(Stored items from a collection)
◆ ◆ ◆ ◆
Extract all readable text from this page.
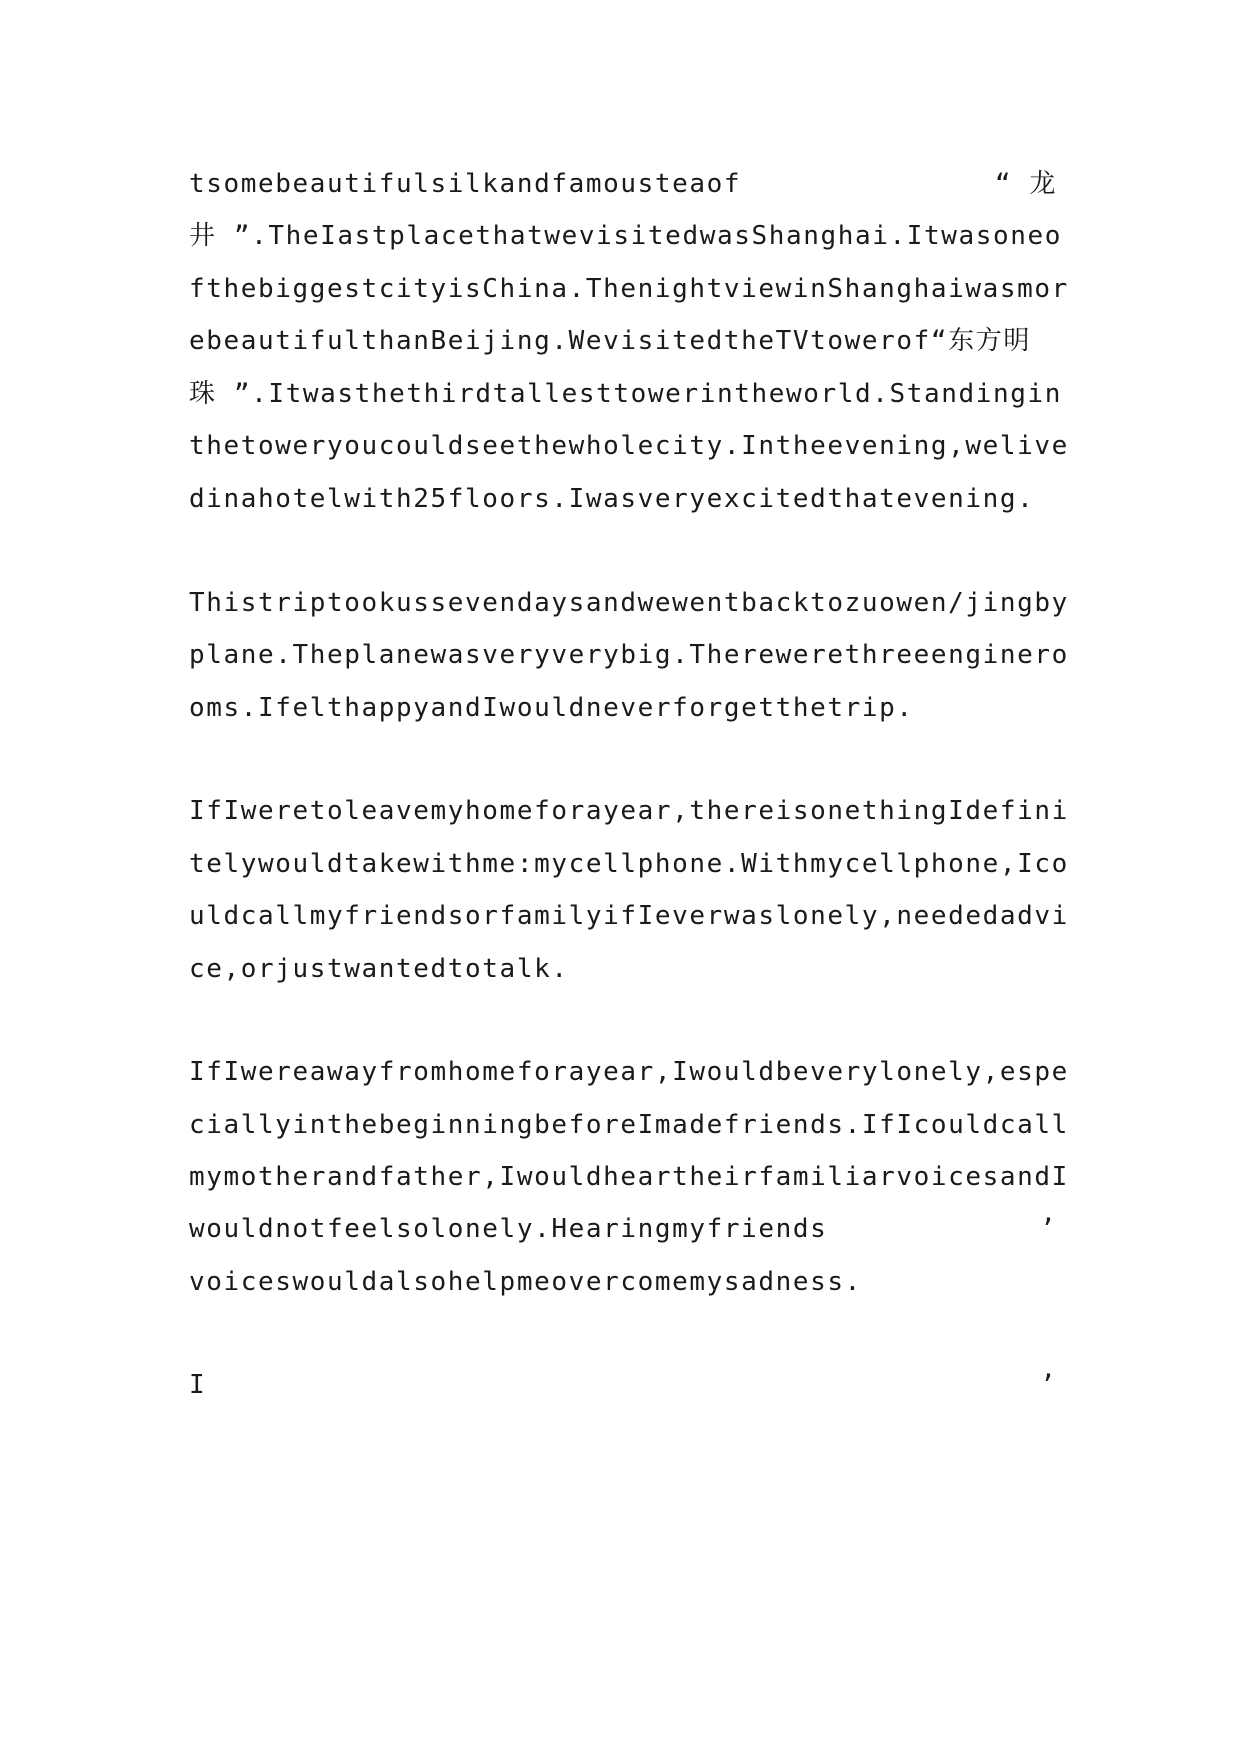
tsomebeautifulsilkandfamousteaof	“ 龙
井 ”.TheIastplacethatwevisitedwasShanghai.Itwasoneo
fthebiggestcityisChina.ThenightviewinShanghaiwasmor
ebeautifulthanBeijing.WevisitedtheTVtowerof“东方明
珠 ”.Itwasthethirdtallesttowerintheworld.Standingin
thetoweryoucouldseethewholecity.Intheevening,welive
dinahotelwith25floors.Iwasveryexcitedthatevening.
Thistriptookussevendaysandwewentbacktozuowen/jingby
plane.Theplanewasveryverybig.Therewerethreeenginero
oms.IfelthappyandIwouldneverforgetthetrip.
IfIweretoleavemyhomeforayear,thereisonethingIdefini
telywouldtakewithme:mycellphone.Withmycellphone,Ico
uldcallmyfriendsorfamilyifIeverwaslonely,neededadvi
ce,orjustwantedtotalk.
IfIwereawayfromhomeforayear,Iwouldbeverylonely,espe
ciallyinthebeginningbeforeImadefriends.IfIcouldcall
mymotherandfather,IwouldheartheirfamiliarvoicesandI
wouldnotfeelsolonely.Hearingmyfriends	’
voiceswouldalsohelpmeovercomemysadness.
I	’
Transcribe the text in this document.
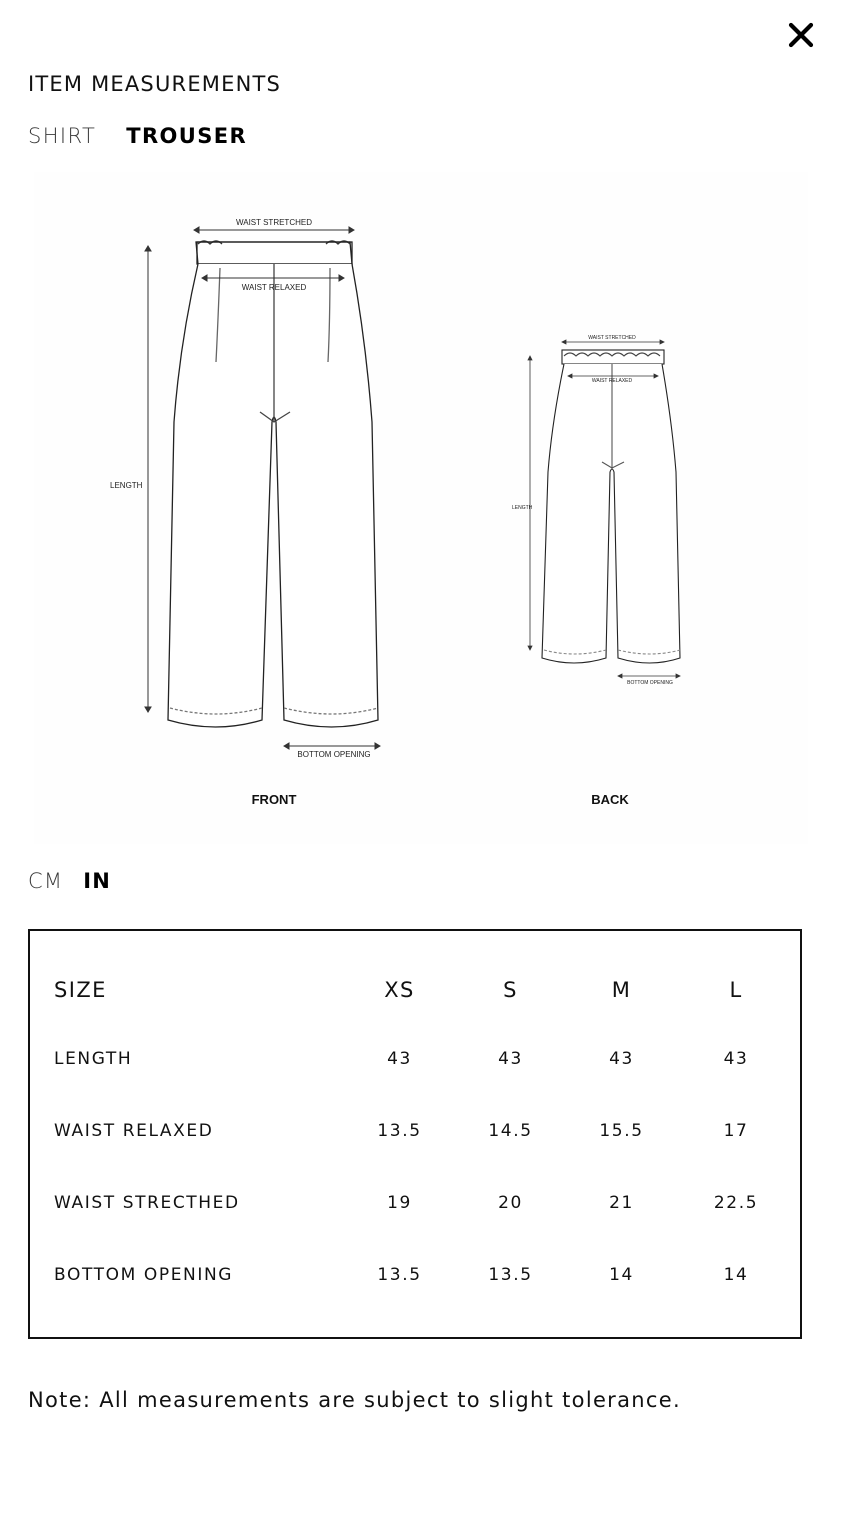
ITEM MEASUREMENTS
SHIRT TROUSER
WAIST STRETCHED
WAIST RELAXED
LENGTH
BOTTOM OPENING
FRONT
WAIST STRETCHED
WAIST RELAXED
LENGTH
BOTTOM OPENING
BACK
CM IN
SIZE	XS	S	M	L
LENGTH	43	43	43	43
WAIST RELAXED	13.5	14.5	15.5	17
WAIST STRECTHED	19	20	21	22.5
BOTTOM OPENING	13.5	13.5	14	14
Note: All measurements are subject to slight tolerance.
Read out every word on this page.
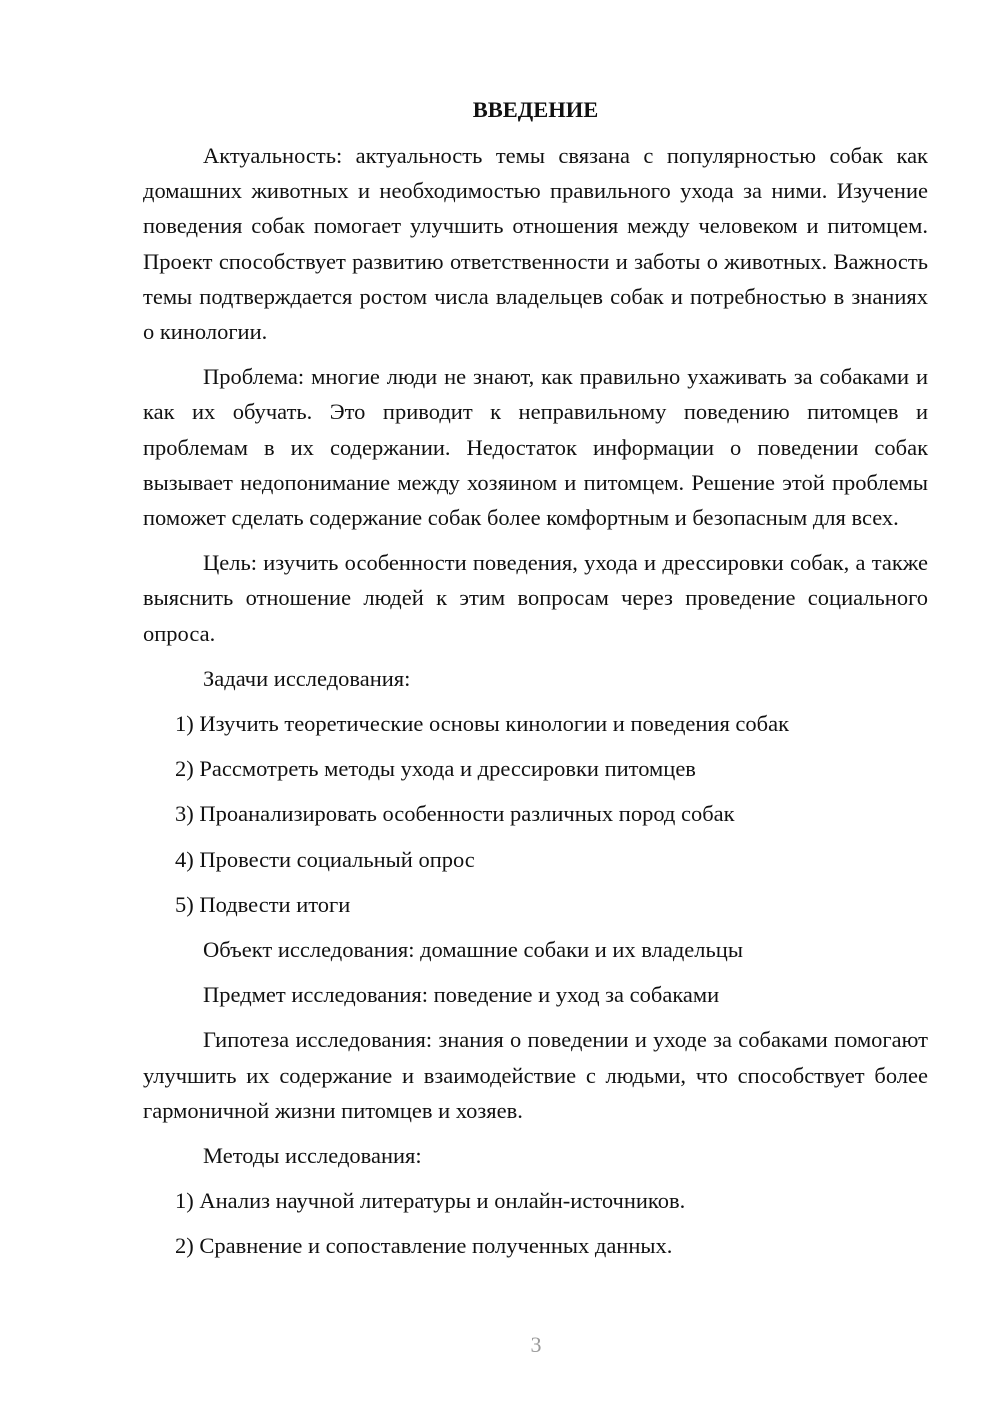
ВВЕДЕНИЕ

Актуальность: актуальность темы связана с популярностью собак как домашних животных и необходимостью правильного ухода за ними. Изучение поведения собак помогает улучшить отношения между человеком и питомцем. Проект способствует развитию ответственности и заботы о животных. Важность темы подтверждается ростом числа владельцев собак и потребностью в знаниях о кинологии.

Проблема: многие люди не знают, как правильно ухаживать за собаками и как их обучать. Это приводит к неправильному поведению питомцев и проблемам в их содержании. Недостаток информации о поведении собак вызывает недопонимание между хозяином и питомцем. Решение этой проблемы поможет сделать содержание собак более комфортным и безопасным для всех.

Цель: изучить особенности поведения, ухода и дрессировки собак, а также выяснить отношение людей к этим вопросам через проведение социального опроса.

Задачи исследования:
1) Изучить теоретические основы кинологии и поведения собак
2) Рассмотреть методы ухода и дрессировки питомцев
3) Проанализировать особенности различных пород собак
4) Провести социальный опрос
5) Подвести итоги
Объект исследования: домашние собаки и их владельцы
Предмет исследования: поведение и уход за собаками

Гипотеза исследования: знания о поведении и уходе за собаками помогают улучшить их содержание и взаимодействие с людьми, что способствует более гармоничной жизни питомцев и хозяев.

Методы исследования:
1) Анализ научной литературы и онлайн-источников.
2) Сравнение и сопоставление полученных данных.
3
◆ ◆ ◆ ◆
## GIVEN INSTRUCTION
Quote in full the listing given above; the images are to be left out.

## EXERCISE SOLUTION
Extract all readable text from this page.
tsomebeautifulsilkandfamousteaof	“ 龙
井 ”.TheIastplacethatwevisitedwasShanghai.Itwasoneo
fthebiggestcityisChina.ThenightviewinShanghaiwasmor
ebeautifulthanBeijing.WevisitedtheTVtowerof“东方明
珠 ”.Itwasthethirdtallesttowerintheworld.Standingin
thetoweryoucouldseethewholecity.Intheevening,welive
dinahotelwith25floors.Iwasveryexcitedthatevening.
Thistriptookussevendaysandwewentbacktozuowen/jingby
plane.Theplanewasveryverybig.Therewerethreeenginero
oms.IfelthappyandIwouldneverforgetthetrip.
IfIweretoleavemyhomeforayear,thereisonethingIdefini
telywouldtakewithme:mycellphone.Withmycellphone,Ico
uldcallmyfriendsorfamilyifIeverwaslonely,neededadvi
ce,orjustwantedtotalk.
IfIwereawayfromhomeforayear,Iwouldbeverylonely,espe
ciallyinthebeginningbeforeImadefriends.IfIcouldcall
mymotherandfather,IwouldheartheirfamiliarvoicesandI
wouldnotfeelsolonely.Hearingmyfriends	’
voiceswouldalsohelpmeovercomemysadness.
I	’
Transcribe the text in this document.
ITEM MEASUREMENTS
SHIRT TROUSER
WAIST STRETCHED
WAIST RELAXED
LENGTH
BOTTOM OPENING
FRONT
WAIST STRETCHED
WAIST RELAXED
LENGTH
BOTTOM OPENING
BACK
CM IN
SIZE	XS	S	M	L
LENGTH	43	43	43	43
WAIST RELAXED	13.5	14.5	15.5	17
WAIST STRECTHED	19	20	21	22.5
BOTTOM OPENING	13.5	13.5	14	14
Note: All measurements are subject to slight tolerance.
Read out every word on this page.
ВВЕДЕНИЕ

Актуальность: актуальность темы связана с популярностью собак как домашних животных и необходимостью правильного ухода за ними. Изучение поведения собак помогает улучшить отношения между человеком и питомцем. Проект способствует развитию ответственности и заботы о животных. Важность темы подтверждается ростом числа владельцев собак и потребностью в знаниях о кинологии.

Проблема: многие люди не знают, как правильно ухаживать за собаками и как их обучать. Это приводит к неправильному поведению питомцев и проблемам в их содержании. Недостаток информации о поведении собак вызывает недопонимание между хозяином и питомцем. Решение этой проблемы поможет сделать содержание собак более комфортным и безопасным для всех.

Цель: изучить особенности поведения, ухода и дрессировки собак, а также выяснить отношение людей к этим вопросам через проведение социального опроса.

Задачи исследования:
1) Изучить теоретические основы кинологии и поведения собак
2) Рассмотреть методы ухода и дрессировки питомцев
3) Проанализировать особенности различных пород собак
4) Провести социальный опрос
5) Подвести итоги
Объект исследования: домашние собаки и их владельцы
Предмет исследования: поведение и уход за собаками

Гипотеза исследования: знания о поведении и уходе за собаками помогают улучшить их содержание и взаимодействие с людьми, что способствует более гармоничной жизни питомцев и хозяев.

Методы исследования:
1) Анализ научной литературы и онлайн-источников.
2) Сравнение и сопоставление полученных данных.
3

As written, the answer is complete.